begin DATASET

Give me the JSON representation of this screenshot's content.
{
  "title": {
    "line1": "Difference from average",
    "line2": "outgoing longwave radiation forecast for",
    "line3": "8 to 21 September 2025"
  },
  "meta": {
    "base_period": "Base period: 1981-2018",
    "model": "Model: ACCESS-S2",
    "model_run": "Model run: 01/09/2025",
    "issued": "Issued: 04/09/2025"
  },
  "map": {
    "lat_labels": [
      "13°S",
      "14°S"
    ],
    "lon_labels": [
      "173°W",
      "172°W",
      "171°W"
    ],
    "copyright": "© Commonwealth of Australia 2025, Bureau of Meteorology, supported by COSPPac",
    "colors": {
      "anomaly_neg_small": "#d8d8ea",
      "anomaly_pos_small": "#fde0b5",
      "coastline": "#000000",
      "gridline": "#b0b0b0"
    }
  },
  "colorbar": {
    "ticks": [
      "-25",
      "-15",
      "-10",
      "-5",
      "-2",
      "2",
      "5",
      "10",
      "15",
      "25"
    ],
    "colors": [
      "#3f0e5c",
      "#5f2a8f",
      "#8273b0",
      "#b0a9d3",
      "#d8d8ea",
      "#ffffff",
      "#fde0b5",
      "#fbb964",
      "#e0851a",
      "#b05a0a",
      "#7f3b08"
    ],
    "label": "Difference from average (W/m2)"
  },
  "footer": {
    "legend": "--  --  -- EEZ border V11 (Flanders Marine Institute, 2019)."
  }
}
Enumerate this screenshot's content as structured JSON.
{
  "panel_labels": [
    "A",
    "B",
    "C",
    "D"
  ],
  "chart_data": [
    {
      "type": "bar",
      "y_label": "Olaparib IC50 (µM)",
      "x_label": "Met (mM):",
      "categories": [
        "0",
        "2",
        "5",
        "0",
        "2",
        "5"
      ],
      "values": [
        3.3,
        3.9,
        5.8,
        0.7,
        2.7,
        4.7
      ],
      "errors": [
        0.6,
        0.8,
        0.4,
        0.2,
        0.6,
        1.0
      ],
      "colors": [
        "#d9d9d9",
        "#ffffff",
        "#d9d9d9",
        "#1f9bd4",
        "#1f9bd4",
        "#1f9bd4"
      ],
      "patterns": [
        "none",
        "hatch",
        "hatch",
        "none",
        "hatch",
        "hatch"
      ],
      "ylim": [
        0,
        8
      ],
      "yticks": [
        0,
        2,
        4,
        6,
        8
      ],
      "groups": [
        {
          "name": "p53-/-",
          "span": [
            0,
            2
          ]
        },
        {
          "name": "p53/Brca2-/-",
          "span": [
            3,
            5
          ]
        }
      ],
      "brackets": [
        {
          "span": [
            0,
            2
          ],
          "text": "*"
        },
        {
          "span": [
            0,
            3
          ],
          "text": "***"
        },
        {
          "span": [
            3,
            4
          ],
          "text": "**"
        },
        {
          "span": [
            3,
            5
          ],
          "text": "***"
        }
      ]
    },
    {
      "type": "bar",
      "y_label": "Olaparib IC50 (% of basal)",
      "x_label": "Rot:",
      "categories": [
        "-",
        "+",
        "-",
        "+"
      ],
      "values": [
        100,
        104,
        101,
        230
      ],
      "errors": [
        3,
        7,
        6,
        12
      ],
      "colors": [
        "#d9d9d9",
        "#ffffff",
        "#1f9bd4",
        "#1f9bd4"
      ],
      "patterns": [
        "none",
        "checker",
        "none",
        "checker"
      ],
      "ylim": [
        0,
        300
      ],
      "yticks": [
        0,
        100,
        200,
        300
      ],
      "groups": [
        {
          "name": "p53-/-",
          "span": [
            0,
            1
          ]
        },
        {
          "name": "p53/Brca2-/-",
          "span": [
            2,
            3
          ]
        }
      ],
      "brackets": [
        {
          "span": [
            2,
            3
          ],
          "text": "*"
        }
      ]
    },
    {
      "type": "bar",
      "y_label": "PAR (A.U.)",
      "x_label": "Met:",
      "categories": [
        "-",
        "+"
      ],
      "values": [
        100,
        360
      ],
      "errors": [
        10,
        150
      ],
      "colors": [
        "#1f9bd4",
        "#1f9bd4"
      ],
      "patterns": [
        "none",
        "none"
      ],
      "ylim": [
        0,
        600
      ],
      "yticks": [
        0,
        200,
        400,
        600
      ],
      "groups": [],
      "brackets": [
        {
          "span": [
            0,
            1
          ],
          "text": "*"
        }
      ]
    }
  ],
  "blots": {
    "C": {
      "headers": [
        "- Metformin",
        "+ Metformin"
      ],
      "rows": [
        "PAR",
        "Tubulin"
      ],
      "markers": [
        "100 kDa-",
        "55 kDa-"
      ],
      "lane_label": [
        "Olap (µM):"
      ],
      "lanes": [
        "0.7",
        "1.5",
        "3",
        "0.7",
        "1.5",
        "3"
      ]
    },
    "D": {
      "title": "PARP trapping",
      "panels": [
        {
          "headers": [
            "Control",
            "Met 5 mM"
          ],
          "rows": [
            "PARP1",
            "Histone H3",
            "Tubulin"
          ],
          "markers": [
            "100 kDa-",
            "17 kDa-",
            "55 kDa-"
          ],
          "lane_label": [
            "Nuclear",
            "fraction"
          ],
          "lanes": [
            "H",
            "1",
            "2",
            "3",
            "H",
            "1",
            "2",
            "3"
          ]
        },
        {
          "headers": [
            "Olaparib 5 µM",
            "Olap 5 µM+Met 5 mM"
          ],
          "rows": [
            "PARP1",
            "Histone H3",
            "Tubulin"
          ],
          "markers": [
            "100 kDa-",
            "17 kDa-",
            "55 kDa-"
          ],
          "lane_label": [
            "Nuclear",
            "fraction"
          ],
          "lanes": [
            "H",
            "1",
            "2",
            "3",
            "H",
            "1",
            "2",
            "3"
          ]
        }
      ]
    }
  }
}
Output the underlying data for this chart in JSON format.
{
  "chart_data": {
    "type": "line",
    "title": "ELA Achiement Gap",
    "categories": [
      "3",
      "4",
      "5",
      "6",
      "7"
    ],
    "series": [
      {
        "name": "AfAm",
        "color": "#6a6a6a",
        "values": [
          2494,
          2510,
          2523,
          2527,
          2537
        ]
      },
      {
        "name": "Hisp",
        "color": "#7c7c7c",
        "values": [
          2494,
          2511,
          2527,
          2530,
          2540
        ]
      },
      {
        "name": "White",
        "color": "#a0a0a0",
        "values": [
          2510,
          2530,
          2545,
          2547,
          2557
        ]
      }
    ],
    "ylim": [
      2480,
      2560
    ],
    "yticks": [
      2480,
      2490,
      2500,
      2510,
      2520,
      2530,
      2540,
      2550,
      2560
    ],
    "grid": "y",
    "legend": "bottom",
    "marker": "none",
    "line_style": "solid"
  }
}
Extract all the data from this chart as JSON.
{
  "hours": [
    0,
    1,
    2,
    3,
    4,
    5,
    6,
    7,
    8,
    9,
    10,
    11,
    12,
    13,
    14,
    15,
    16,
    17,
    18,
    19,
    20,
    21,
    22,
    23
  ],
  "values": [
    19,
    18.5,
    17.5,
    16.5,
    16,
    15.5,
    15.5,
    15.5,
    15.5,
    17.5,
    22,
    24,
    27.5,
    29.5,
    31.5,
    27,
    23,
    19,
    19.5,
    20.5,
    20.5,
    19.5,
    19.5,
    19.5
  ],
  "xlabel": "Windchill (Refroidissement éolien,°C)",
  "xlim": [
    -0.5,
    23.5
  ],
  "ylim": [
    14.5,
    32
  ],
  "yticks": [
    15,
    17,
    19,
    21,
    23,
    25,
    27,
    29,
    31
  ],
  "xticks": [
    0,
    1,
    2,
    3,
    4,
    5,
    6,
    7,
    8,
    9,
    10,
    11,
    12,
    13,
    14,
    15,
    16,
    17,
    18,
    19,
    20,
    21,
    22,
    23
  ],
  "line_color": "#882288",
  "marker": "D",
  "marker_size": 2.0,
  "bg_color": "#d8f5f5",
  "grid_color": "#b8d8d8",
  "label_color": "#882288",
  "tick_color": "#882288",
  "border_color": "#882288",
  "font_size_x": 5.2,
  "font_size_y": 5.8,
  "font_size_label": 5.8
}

end DATASET

## WHAT THE TASK ASKS
Determine how many lines in the listing above hold the word "Difference", answering with the number only.

## RESPONSE TO THE TASK
2